» **WHAT IS REQUIRED**:
Copy each line that contains the string "image".

» **SUPPLIED MATERIAL**:

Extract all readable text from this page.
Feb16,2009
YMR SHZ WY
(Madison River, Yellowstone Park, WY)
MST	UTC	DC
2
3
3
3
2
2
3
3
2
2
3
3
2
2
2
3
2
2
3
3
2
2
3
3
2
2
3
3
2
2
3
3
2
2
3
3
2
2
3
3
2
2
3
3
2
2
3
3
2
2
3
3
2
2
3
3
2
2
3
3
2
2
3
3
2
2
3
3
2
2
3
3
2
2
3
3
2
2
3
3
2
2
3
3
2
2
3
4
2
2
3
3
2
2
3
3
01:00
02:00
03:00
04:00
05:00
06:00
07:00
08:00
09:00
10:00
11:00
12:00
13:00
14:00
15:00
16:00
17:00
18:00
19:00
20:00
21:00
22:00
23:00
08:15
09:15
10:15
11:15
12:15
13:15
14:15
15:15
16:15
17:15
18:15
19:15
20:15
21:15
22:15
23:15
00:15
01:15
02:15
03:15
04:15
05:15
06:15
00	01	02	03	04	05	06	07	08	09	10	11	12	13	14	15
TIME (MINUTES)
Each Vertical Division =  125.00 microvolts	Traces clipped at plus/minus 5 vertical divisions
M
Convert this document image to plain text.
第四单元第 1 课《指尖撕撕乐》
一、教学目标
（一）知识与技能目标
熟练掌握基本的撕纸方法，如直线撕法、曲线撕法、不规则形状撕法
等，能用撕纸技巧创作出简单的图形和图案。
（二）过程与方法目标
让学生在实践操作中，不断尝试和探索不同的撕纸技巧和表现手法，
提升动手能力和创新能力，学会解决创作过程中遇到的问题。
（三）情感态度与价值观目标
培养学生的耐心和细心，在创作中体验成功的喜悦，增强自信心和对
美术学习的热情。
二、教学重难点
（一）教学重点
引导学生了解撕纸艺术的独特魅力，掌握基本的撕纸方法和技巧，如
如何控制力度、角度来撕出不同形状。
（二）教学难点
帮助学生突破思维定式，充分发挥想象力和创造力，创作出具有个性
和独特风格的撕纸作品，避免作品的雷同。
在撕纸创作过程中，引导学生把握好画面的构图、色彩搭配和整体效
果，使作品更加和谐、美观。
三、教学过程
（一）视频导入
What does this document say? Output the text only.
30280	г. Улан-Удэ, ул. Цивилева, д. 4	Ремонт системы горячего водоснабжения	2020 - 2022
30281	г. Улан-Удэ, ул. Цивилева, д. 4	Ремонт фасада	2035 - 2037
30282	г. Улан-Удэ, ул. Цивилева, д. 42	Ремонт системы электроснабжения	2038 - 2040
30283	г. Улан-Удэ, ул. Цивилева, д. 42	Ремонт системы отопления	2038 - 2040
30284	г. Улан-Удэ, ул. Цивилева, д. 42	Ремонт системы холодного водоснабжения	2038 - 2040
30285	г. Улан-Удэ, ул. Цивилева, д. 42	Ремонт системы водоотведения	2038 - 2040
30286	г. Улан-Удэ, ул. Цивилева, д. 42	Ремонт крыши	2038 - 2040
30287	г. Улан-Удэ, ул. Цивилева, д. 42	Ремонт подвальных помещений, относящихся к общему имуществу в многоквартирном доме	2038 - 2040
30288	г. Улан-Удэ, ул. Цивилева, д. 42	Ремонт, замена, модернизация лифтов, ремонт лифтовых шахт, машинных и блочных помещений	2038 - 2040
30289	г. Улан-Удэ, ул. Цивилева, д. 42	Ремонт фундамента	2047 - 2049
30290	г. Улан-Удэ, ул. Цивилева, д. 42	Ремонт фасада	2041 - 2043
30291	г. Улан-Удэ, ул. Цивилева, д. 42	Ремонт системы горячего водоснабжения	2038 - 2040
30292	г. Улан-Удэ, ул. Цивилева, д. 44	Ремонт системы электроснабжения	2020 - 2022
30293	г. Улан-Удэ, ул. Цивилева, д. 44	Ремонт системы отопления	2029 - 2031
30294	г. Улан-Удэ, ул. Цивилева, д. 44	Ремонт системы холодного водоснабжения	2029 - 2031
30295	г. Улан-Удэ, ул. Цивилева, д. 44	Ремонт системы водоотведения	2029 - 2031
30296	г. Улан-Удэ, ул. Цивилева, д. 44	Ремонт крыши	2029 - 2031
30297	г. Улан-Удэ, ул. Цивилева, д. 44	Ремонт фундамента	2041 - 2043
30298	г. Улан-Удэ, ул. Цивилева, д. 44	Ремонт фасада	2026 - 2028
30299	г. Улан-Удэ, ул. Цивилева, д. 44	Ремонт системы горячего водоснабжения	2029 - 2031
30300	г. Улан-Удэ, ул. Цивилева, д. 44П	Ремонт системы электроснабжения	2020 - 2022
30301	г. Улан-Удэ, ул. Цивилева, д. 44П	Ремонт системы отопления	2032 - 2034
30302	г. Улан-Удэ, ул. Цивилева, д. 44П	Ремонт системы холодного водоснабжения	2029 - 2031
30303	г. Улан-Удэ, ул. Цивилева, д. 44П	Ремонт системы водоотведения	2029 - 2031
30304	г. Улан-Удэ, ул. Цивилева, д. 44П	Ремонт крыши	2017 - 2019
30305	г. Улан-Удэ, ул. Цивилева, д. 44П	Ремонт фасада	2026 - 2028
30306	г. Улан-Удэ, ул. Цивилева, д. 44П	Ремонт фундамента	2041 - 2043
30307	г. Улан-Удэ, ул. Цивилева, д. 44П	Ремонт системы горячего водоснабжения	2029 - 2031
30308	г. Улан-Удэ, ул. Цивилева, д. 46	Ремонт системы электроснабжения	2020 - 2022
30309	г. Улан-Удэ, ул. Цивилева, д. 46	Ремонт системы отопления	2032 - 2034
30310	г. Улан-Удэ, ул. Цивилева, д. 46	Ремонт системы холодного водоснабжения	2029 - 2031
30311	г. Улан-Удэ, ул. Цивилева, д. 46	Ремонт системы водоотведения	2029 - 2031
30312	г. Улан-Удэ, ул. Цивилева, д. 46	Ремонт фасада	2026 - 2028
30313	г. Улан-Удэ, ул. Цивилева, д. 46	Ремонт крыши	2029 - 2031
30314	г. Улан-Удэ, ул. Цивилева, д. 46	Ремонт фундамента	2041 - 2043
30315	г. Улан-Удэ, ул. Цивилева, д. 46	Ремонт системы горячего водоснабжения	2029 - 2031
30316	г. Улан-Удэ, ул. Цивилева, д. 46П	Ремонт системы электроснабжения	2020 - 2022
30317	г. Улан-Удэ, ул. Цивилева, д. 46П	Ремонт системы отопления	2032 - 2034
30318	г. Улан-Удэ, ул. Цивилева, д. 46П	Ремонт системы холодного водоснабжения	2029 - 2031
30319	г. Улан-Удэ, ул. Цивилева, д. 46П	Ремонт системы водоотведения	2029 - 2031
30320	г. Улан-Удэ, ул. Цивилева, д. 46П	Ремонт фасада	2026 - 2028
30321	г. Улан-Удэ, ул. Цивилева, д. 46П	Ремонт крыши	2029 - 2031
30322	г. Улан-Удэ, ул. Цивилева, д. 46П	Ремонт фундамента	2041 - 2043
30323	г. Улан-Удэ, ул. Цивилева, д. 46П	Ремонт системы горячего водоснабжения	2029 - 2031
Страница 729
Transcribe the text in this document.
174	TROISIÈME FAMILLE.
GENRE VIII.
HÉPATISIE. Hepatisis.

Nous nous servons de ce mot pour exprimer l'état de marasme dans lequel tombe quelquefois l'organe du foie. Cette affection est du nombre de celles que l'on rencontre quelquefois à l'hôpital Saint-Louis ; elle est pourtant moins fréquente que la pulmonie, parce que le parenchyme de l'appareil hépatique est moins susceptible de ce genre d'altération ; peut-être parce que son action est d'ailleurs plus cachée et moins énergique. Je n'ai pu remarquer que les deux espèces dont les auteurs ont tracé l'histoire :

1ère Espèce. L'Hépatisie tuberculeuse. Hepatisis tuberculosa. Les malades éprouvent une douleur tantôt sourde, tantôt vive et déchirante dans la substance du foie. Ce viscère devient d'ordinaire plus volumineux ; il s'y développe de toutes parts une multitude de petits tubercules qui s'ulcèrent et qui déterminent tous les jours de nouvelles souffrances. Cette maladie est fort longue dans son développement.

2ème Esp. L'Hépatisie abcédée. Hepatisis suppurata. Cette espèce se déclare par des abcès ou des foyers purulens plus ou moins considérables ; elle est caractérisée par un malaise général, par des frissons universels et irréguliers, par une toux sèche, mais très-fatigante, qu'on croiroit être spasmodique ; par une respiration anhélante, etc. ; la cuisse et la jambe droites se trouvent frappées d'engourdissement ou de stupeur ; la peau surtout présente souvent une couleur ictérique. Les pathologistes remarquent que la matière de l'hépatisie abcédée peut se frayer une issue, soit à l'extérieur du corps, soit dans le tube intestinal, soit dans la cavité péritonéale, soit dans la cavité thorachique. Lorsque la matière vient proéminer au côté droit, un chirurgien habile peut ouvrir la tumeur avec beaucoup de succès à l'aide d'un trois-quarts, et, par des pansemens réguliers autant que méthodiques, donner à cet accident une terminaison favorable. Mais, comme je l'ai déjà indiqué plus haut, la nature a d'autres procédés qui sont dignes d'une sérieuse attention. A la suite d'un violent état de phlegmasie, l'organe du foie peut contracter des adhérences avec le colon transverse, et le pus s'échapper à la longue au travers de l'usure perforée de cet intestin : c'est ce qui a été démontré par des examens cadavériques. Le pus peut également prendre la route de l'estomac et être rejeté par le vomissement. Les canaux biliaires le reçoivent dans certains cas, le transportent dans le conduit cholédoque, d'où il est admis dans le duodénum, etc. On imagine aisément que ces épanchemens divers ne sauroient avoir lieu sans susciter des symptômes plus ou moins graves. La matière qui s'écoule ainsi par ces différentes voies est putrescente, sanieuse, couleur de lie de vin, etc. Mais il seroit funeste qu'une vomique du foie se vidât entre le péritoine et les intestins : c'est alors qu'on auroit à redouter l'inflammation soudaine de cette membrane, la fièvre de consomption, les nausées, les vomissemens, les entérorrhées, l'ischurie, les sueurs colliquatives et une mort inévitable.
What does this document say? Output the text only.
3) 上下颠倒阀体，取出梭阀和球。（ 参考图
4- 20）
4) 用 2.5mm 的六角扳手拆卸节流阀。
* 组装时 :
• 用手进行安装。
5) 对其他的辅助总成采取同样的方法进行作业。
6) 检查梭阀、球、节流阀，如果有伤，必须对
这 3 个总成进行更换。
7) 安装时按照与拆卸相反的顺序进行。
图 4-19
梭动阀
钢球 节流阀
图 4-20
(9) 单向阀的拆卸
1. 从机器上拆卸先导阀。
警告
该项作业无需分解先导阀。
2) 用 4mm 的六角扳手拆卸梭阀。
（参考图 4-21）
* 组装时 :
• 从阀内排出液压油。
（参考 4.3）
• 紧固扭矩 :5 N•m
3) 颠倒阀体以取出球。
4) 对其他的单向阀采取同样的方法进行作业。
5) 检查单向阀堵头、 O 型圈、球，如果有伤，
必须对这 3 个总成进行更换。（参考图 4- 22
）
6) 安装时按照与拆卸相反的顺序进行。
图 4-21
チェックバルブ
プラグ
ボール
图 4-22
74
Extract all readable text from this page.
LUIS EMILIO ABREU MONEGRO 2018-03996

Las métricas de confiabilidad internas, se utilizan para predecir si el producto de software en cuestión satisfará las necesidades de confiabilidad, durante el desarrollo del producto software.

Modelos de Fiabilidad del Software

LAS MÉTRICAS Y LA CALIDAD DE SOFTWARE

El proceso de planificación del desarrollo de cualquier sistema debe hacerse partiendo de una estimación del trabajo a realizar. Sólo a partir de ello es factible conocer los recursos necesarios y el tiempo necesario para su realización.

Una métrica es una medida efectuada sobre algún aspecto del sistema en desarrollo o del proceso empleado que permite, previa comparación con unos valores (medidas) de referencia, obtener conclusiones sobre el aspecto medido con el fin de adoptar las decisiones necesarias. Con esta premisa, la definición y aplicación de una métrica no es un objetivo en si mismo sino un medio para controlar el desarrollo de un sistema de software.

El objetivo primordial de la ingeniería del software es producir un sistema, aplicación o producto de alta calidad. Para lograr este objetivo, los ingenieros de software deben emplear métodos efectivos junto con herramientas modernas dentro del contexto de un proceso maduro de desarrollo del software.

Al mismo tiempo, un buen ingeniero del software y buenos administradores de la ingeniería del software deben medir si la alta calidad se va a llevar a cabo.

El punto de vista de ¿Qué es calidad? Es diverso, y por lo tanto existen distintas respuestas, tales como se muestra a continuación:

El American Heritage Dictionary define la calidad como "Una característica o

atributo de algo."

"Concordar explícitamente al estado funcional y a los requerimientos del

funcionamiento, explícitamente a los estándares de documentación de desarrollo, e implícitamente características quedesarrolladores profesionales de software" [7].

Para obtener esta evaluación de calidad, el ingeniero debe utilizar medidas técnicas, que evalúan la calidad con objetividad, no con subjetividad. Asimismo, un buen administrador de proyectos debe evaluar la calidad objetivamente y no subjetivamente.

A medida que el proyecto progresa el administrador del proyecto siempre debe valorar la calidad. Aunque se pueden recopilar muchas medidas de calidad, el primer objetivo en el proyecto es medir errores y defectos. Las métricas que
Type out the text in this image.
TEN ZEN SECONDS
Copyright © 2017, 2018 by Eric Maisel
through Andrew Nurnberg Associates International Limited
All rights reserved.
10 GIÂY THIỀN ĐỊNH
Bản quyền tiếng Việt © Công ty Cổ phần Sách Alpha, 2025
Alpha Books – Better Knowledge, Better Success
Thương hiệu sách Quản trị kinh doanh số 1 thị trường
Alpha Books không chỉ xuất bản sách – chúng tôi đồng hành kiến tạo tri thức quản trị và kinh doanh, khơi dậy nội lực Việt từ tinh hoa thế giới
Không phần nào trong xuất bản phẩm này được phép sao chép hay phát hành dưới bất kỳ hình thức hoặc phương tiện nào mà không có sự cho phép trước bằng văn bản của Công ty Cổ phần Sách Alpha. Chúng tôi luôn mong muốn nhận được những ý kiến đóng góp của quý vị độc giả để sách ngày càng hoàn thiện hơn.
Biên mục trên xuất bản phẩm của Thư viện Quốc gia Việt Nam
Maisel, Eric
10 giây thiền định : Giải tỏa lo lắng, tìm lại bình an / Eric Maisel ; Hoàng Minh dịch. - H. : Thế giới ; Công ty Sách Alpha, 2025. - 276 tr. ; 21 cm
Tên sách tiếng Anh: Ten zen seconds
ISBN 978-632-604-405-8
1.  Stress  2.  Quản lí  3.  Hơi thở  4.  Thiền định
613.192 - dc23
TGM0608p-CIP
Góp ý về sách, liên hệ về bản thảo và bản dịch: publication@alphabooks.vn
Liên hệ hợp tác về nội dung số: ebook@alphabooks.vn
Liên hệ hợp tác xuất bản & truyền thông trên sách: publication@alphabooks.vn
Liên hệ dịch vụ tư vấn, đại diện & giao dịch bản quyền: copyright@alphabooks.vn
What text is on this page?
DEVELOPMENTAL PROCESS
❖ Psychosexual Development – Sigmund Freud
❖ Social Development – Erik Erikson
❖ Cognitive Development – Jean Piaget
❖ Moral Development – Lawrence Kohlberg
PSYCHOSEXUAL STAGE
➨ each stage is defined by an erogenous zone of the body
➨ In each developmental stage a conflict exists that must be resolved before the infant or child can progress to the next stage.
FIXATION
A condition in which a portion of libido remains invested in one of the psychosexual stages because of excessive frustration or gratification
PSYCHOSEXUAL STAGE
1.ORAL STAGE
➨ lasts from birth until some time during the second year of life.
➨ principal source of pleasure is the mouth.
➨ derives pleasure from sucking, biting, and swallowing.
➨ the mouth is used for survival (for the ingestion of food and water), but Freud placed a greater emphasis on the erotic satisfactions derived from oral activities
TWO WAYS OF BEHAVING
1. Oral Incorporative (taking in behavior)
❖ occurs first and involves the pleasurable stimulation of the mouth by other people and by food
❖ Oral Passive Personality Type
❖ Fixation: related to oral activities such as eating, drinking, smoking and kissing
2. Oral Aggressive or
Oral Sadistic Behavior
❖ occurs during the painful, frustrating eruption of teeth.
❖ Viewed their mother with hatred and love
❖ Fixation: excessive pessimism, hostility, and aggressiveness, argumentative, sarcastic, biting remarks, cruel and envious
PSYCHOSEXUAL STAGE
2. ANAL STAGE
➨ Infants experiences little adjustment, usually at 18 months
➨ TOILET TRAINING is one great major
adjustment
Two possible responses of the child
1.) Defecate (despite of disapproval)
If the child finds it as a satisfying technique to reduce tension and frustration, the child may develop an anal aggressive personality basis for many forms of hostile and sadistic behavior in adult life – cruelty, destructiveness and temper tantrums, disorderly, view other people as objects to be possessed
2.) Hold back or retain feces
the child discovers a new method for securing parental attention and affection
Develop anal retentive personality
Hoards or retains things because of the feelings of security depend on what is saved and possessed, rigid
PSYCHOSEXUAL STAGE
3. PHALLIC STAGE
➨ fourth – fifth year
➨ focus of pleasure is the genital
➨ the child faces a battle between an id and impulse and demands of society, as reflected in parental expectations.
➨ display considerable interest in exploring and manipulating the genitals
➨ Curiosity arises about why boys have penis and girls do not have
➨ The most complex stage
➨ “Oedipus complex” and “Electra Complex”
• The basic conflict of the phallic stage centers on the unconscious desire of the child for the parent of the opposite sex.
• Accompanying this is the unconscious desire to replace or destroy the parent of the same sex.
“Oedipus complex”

» **EXERCISE ANSWER**:
Convert this document image to plain text.
Type out the text in this image.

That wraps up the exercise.